(Figure record extracts)
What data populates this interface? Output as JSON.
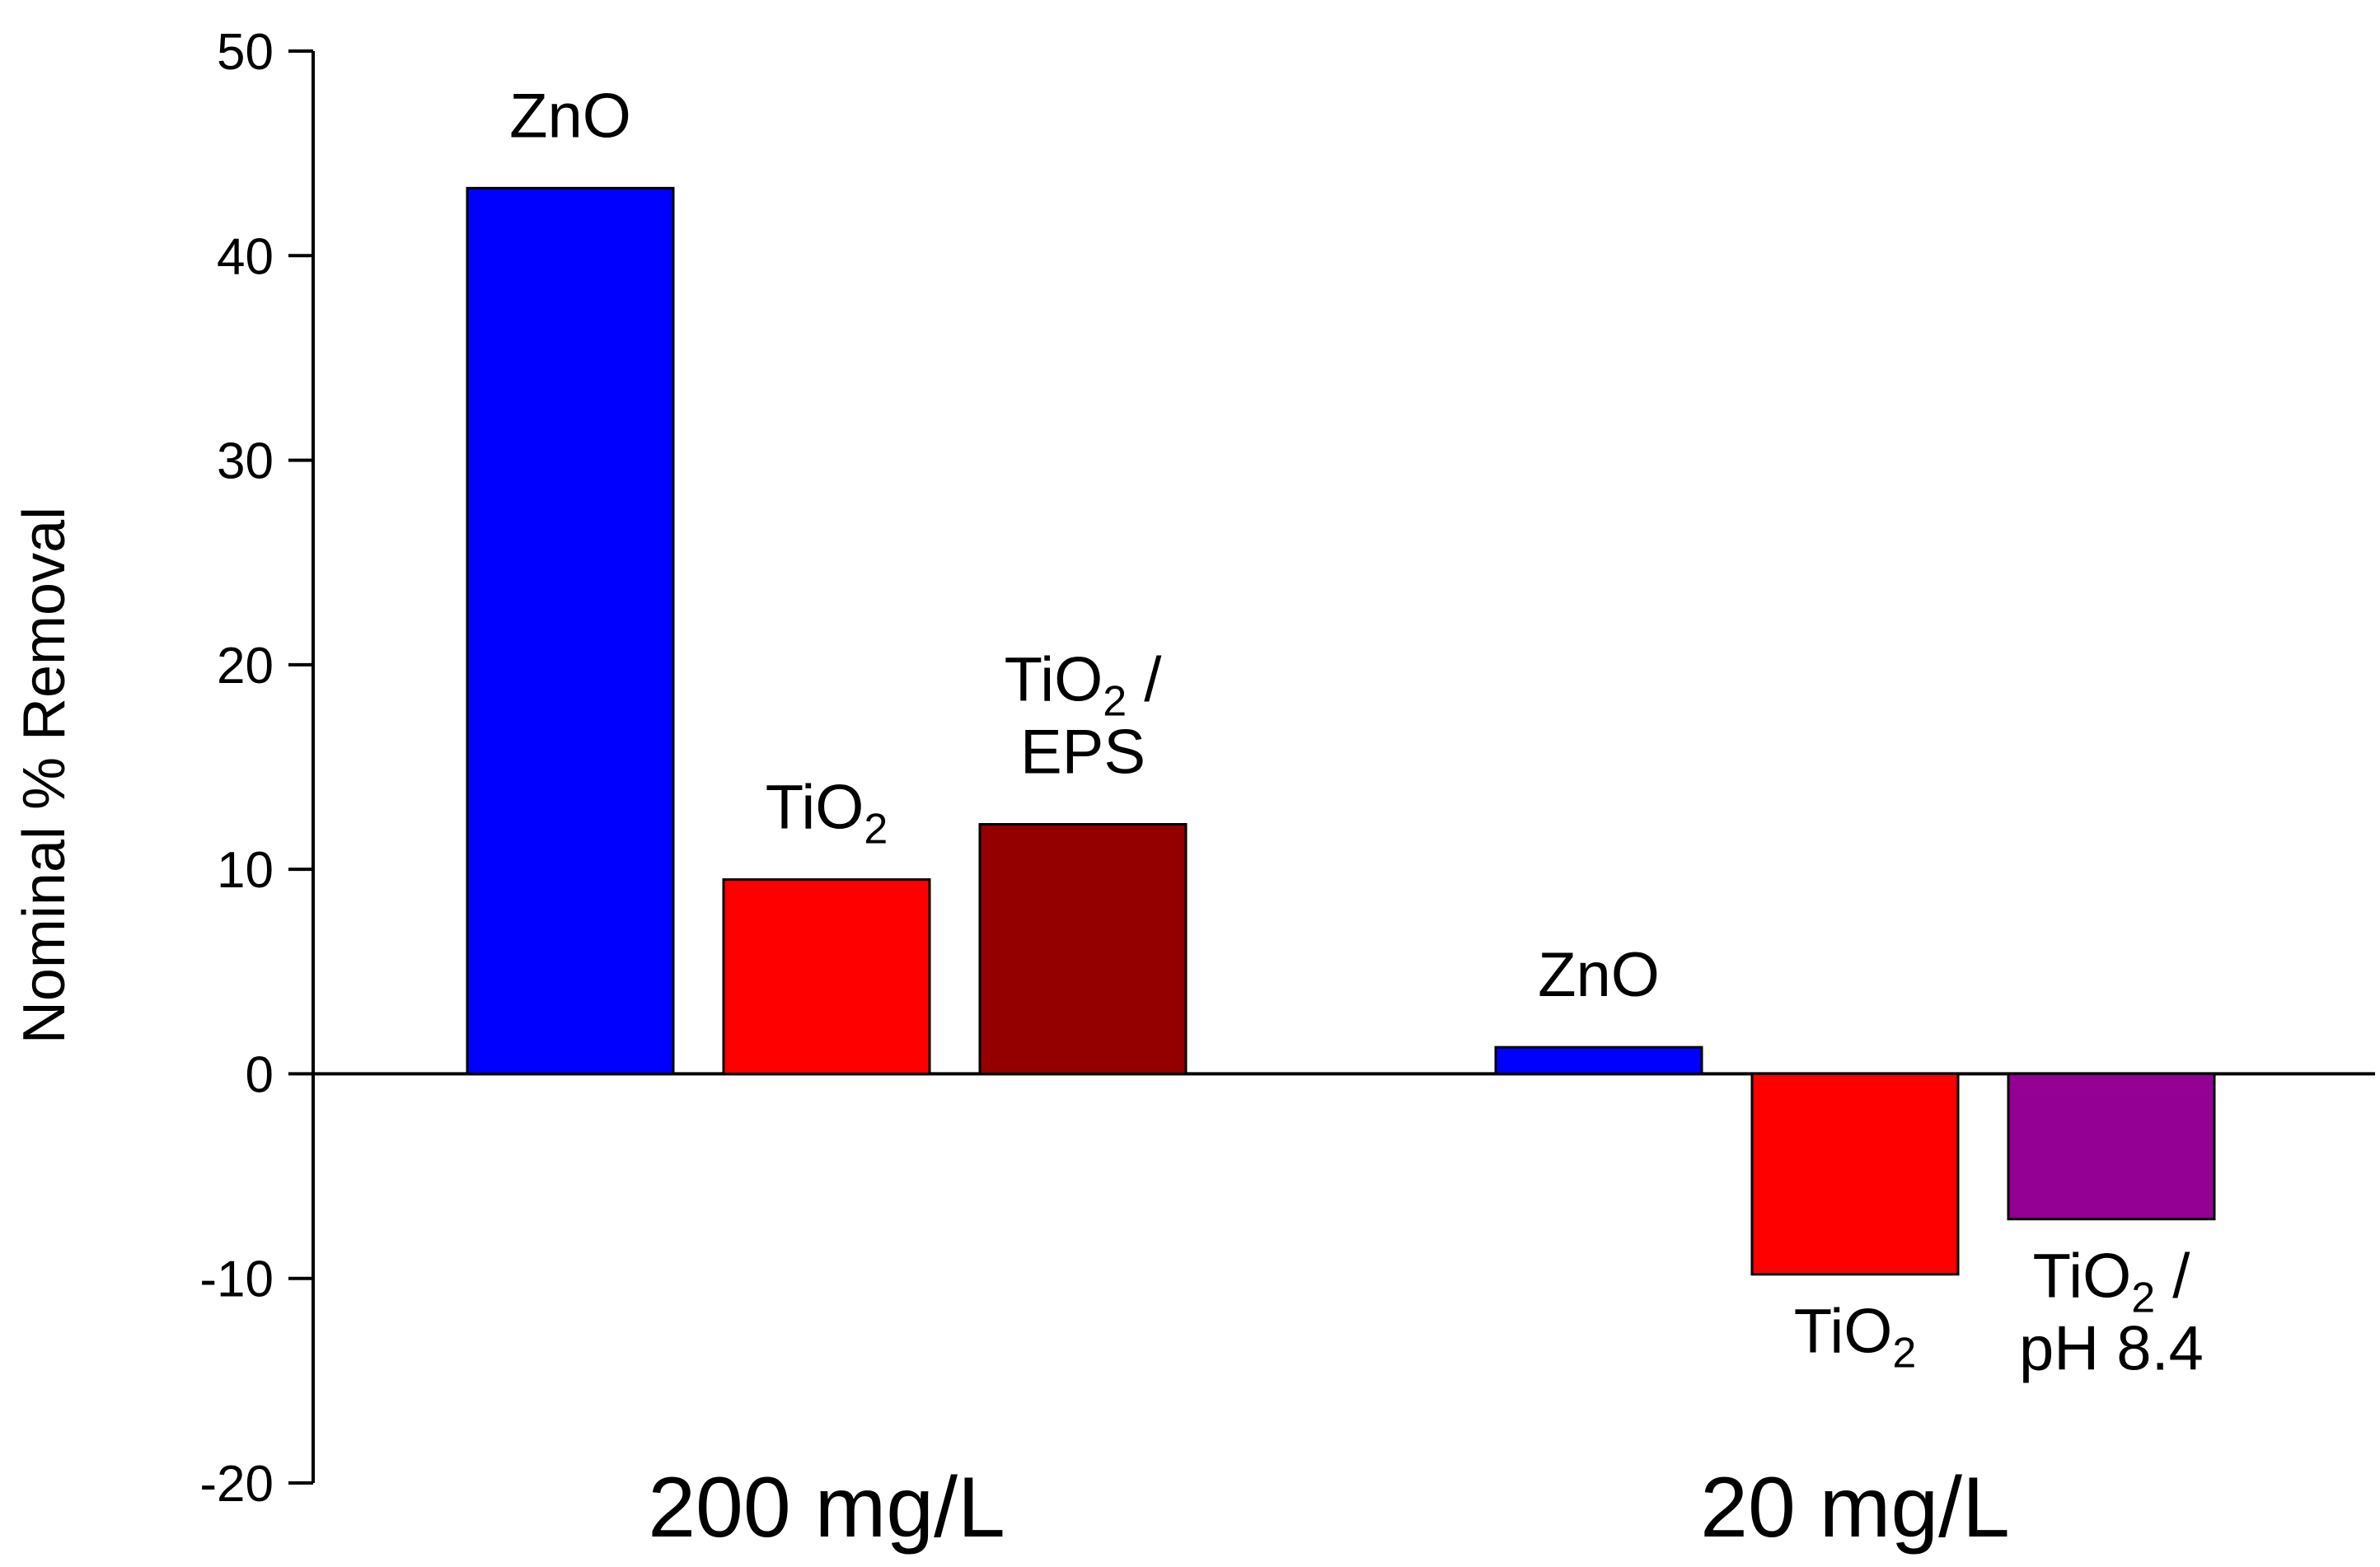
{
  "chart_data": {
    "type": "bar",
    "title": "",
    "xlabel": "",
    "ylabel": "Nominal % Removal",
    "ylim": [
      -20,
      50
    ],
    "yticks": [
      -20,
      -10,
      0,
      10,
      20,
      30,
      40,
      50
    ],
    "grid": false,
    "groups": [
      {
        "label": "200 mg/L",
        "bars": [
          {
            "label_lines": [
              {
                "main": "ZnO",
                "sub": "",
                "tail": ""
              }
            ],
            "value": 43.3,
            "color": "#0000ff"
          },
          {
            "label_lines": [
              {
                "main": "TiO",
                "sub": "2",
                "tail": ""
              }
            ],
            "value": 9.5,
            "color": "#ff0000"
          },
          {
            "label_lines": [
              {
                "main": "TiO",
                "sub": "2",
                "tail": " /"
              },
              {
                "main": "EPS",
                "sub": "",
                "tail": ""
              }
            ],
            "value": 12.2,
            "color": "#940000"
          }
        ]
      },
      {
        "label": "20 mg/L",
        "bars": [
          {
            "label_lines": [
              {
                "main": "ZnO",
                "sub": "",
                "tail": ""
              }
            ],
            "value": 1.3,
            "color": "#0000ff"
          },
          {
            "label_lines": [
              {
                "main": "TiO",
                "sub": "2",
                "tail": ""
              }
            ],
            "value": -9.8,
            "color": "#ff0000"
          },
          {
            "label_lines": [
              {
                "main": "TiO",
                "sub": "2",
                "tail": " /"
              },
              {
                "main": "pH 8.4",
                "sub": "",
                "tail": ""
              }
            ],
            "value": -7.1,
            "color": "#940094"
          }
        ]
      }
    ]
  }
}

:: Exercise aim ::
Report how many lines of the records above contain the word "value", and give only that number.

:: The completed task ::
6